WHAT IS ASKED =>
Each entry below must be repeated exactly, with pictures left out.

SUPPLIED RECORDS =>
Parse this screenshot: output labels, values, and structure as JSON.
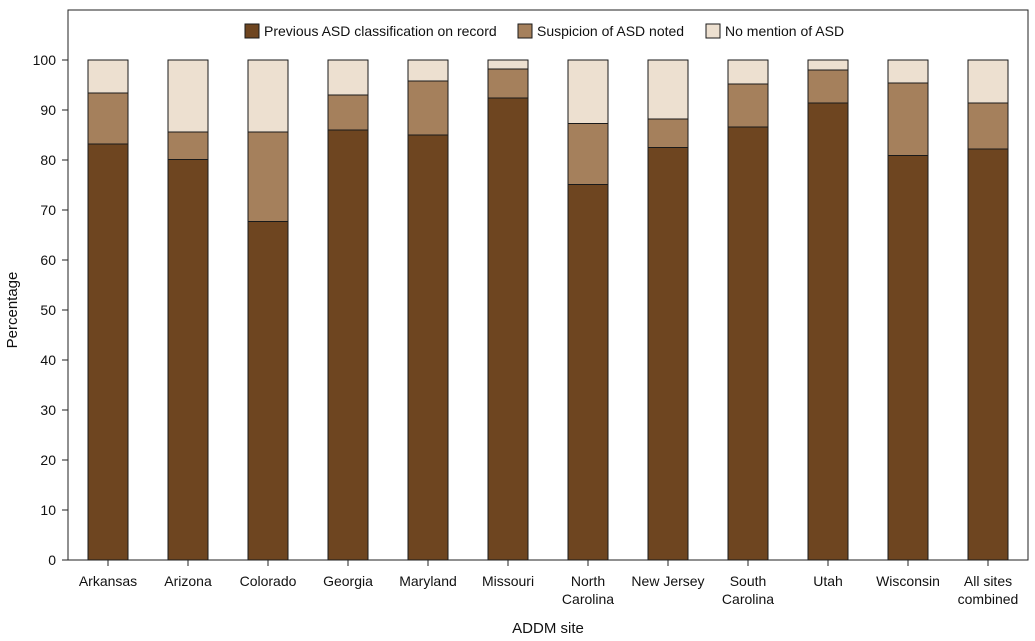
{
  "chart_data": {
    "type": "bar",
    "stacked": true,
    "title": "",
    "xlabel": "ADDM site",
    "ylabel": "Percentage",
    "ylim": [
      0,
      100
    ],
    "yticks": [
      0,
      10,
      20,
      30,
      40,
      50,
      60,
      70,
      80,
      90,
      100
    ],
    "grid": false,
    "legend_position": "top-center",
    "categories": [
      [
        "Arkansas"
      ],
      [
        "Arizona"
      ],
      [
        "Colorado"
      ],
      [
        "Georgia"
      ],
      [
        "Maryland"
      ],
      [
        "Missouri"
      ],
      [
        "North",
        "Carolina"
      ],
      [
        "New Jersey"
      ],
      [
        "South",
        "Carolina"
      ],
      [
        "Utah"
      ],
      [
        "Wisconsin"
      ],
      [
        "All sites",
        "combined"
      ]
    ],
    "series": [
      {
        "name": "Previous ASD classification on record",
        "color": "#6e4520",
        "values": [
          83.2,
          80.1,
          67.7,
          86.0,
          85.0,
          92.4,
          75.1,
          82.5,
          86.6,
          91.4,
          80.9,
          82.2
        ]
      },
      {
        "name": "Suspicion of ASD noted",
        "color": "#a5805c",
        "values": [
          10.2,
          5.5,
          17.9,
          7.0,
          10.8,
          5.8,
          12.2,
          5.7,
          8.6,
          6.6,
          14.5,
          9.2
        ]
      },
      {
        "name": "No mention of ASD",
        "color": "#ede0d0",
        "values": [
          6.6,
          14.4,
          14.4,
          7.0,
          4.2,
          1.8,
          12.7,
          11.8,
          4.8,
          2.0,
          4.6,
          8.6
        ]
      }
    ]
  }
}
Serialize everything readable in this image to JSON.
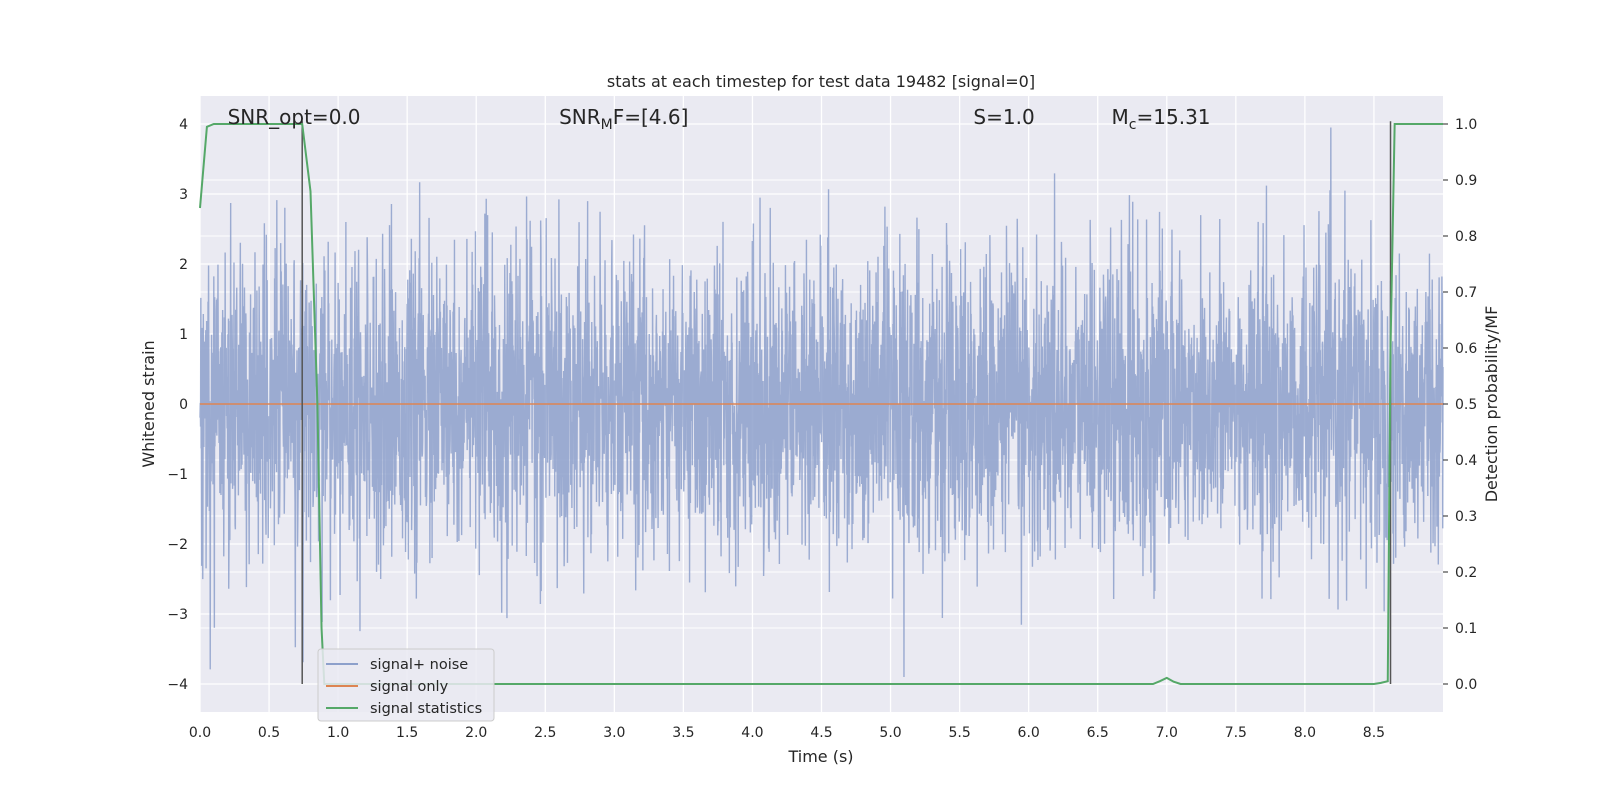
{
  "chart_data": {
    "type": "line",
    "title": "stats at each timestep for test data 19482 [signal=0]",
    "xlabel": "Time (s)",
    "ylabel": "Whitened strain",
    "ylabel_right": "Detection probability/MF",
    "xlim": [
      0,
      9
    ],
    "ylim": [
      -4.4,
      4.4
    ],
    "ylim_right": [
      -0.05,
      1.05
    ],
    "x_ticks": [
      "0.0",
      "0.5",
      "1.0",
      "1.5",
      "2.0",
      "2.5",
      "3.0",
      "3.5",
      "4.0",
      "4.5",
      "5.0",
      "5.5",
      "6.0",
      "6.5",
      "7.0",
      "7.5",
      "8.0",
      "8.5"
    ],
    "y_ticks_left": [
      "4",
      "3",
      "2",
      "1",
      "0",
      "−1",
      "−2",
      "−3",
      "−4"
    ],
    "y_ticks_right": [
      "1.0",
      "0.9",
      "0.8",
      "0.7",
      "0.6",
      "0.5",
      "0.4",
      "0.3",
      "0.2",
      "0.1",
      "0.0"
    ],
    "grid": true,
    "legend_position": "lower-left",
    "legend": [
      {
        "label": "signal+ noise",
        "color": "#8da0cb"
      },
      {
        "label": "signal only",
        "color": "#dd8452"
      },
      {
        "label": "signal statistics",
        "color": "#55a868"
      }
    ],
    "annotations": [
      {
        "prefix": "SNR_opt=0.0",
        "sub": "",
        "suffix": "",
        "x": 0.2,
        "y": 4.1
      },
      {
        "prefix": "SNR",
        "sub": "M",
        "suffix": "F=[4.6]",
        "x": 2.6,
        "y": 4.1
      },
      {
        "prefix": "S",
        "sub": "",
        "suffix": "=1.0",
        "x": 5.6,
        "y": 4.1
      },
      {
        "prefix": "M",
        "sub": "c",
        "suffix": "=15.31",
        "x": 6.6,
        "y": 4.1
      }
    ],
    "vertical_lines": [
      0.74,
      8.62
    ],
    "series": [
      {
        "name": "signal+ noise",
        "type": "noise",
        "n_points": 4500,
        "approx_envelope": [
          -3.9,
          3.95
        ],
        "color": "#8da0cb"
      },
      {
        "name": "signal only",
        "x": [
          0,
          9
        ],
        "y": [
          0,
          0
        ],
        "color": "#dd8452"
      },
      {
        "name": "signal statistics",
        "axis": "right",
        "color": "#55a868",
        "x": [
          0,
          0.05,
          0.1,
          0.15,
          0.5,
          0.7,
          0.74,
          0.8,
          0.85,
          0.88,
          0.9,
          1.0,
          6.9,
          6.95,
          7.0,
          7.05,
          7.1,
          7.15,
          8.5,
          8.55,
          8.6,
          8.62,
          8.65,
          8.7,
          8.75,
          9.0
        ],
        "y": [
          0.85,
          0.995,
          1.0,
          1.0,
          1.0,
          1.0,
          1.0,
          0.88,
          0.5,
          0.1,
          0.0,
          0.0,
          0.0,
          0.005,
          0.011,
          0.004,
          0.0,
          0.0,
          0.0,
          0.002,
          0.005,
          0.6,
          1.0,
          1.0,
          1.0,
          1.0
        ]
      }
    ]
  }
}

THE OUTPUT =>
Parse this screenshot: output labels, values, and structure as JSON.
{
  "chart_data": {
    "type": "bar",
    "stacked": true,
    "title": "",
    "xlabel": "ADDM site",
    "ylabel": "Percentage",
    "ylim": [
      0,
      100
    ],
    "yticks": [
      0,
      10,
      20,
      30,
      40,
      50,
      60,
      70,
      80,
      90,
      100
    ],
    "grid": false,
    "legend_position": "top-center",
    "categories": [
      [
        "Arkansas"
      ],
      [
        "Arizona"
      ],
      [
        "Colorado"
      ],
      [
        "Georgia"
      ],
      [
        "Maryland"
      ],
      [
        "Missouri"
      ],
      [
        "North",
        "Carolina"
      ],
      [
        "New Jersey"
      ],
      [
        "South",
        "Carolina"
      ],
      [
        "Utah"
      ],
      [
        "Wisconsin"
      ],
      [
        "All sites",
        "combined"
      ]
    ],
    "series": [
      {
        "name": "Previous ASD classification on record",
        "color": "#6e4520",
        "values": [
          83.2,
          80.1,
          67.7,
          86.0,
          85.0,
          92.4,
          75.1,
          82.5,
          86.6,
          91.4,
          80.9,
          82.2
        ]
      },
      {
        "name": "Suspicion of ASD noted",
        "color": "#a5805c",
        "values": [
          10.2,
          5.5,
          17.9,
          7.0,
          10.8,
          5.8,
          12.2,
          5.7,
          8.6,
          6.6,
          14.5,
          9.2
        ]
      },
      {
        "name": "No mention of ASD",
        "color": "#ede0d0",
        "values": [
          6.6,
          14.4,
          14.4,
          7.0,
          4.2,
          1.8,
          12.7,
          11.8,
          4.8,
          2.0,
          4.6,
          8.6
        ]
      }
    ]
  }
}
Serialize everything readable in this image to JSON.
{
  "chart_data": {
    "type": "line",
    "title": "stats at each timestep for test data 19482 [signal=0]",
    "xlabel": "Time (s)",
    "ylabel": "Whitened strain",
    "ylabel_right": "Detection probability/MF",
    "xlim": [
      0,
      9
    ],
    "ylim": [
      -4.4,
      4.4
    ],
    "ylim_right": [
      -0.05,
      1.05
    ],
    "x_ticks": [
      "0.0",
      "0.5",
      "1.0",
      "1.5",
      "2.0",
      "2.5",
      "3.0",
      "3.5",
      "4.0",
      "4.5",
      "5.0",
      "5.5",
      "6.0",
      "6.5",
      "7.0",
      "7.5",
      "8.0",
      "8.5"
    ],
    "y_ticks_left": [
      "4",
      "3",
      "2",
      "1",
      "0",
      "−1",
      "−2",
      "−3",
      "−4"
    ],
    "y_ticks_right": [
      "1.0",
      "0.9",
      "0.8",
      "0.7",
      "0.6",
      "0.5",
      "0.4",
      "0.3",
      "0.2",
      "0.1",
      "0.0"
    ],
    "grid": true,
    "legend_position": "lower-left",
    "legend": [
      {
        "label": "signal+ noise",
        "color": "#8da0cb"
      },
      {
        "label": "signal only",
        "color": "#dd8452"
      },
      {
        "label": "signal statistics",
        "color": "#55a868"
      }
    ],
    "annotations": [
      {
        "prefix": "SNR_opt=0.0",
        "sub": "",
        "suffix": "",
        "x": 0.2,
        "y": 4.1
      },
      {
        "prefix": "SNR",
        "sub": "M",
        "suffix": "F=[4.6]",
        "x": 2.6,
        "y": 4.1
      },
      {
        "prefix": "S",
        "sub": "",
        "suffix": "=1.0",
        "x": 5.6,
        "y": 4.1
      },
      {
        "prefix": "M",
        "sub": "c",
        "suffix": "=15.31",
        "x": 6.6,
        "y": 4.1
      }
    ],
    "vertical_lines": [
      0.74,
      8.62
    ],
    "series": [
      {
        "name": "signal+ noise",
        "type": "noise",
        "n_points": 4500,
        "approx_envelope": [
          -3.9,
          3.95
        ],
        "color": "#8da0cb"
      },
      {
        "name": "signal only",
        "x": [
          0,
          9
        ],
        "y": [
          0,
          0
        ],
        "color": "#dd8452"
      },
      {
        "name": "signal statistics",
        "axis": "right",
        "color": "#55a868",
        "x": [
          0,
          0.05,
          0.1,
          0.15,
          0.5,
          0.7,
          0.74,
          0.8,
          0.85,
          0.88,
          0.9,
          1.0,
          6.9,
          6.95,
          7.0,
          7.05,
          7.1,
          7.15,
          8.5,
          8.55,
          8.6,
          8.62,
          8.65,
          8.7,
          8.75,
          9.0
        ],
        "y": [
          0.85,
          0.995,
          1.0,
          1.0,
          1.0,
          1.0,
          1.0,
          0.88,
          0.5,
          0.1,
          0.0,
          0.0,
          0.0,
          0.005,
          0.011,
          0.004,
          0.0,
          0.0,
          0.0,
          0.002,
          0.005,
          0.6,
          1.0,
          1.0,
          1.0,
          1.0
        ]
      }
    ]
  }
}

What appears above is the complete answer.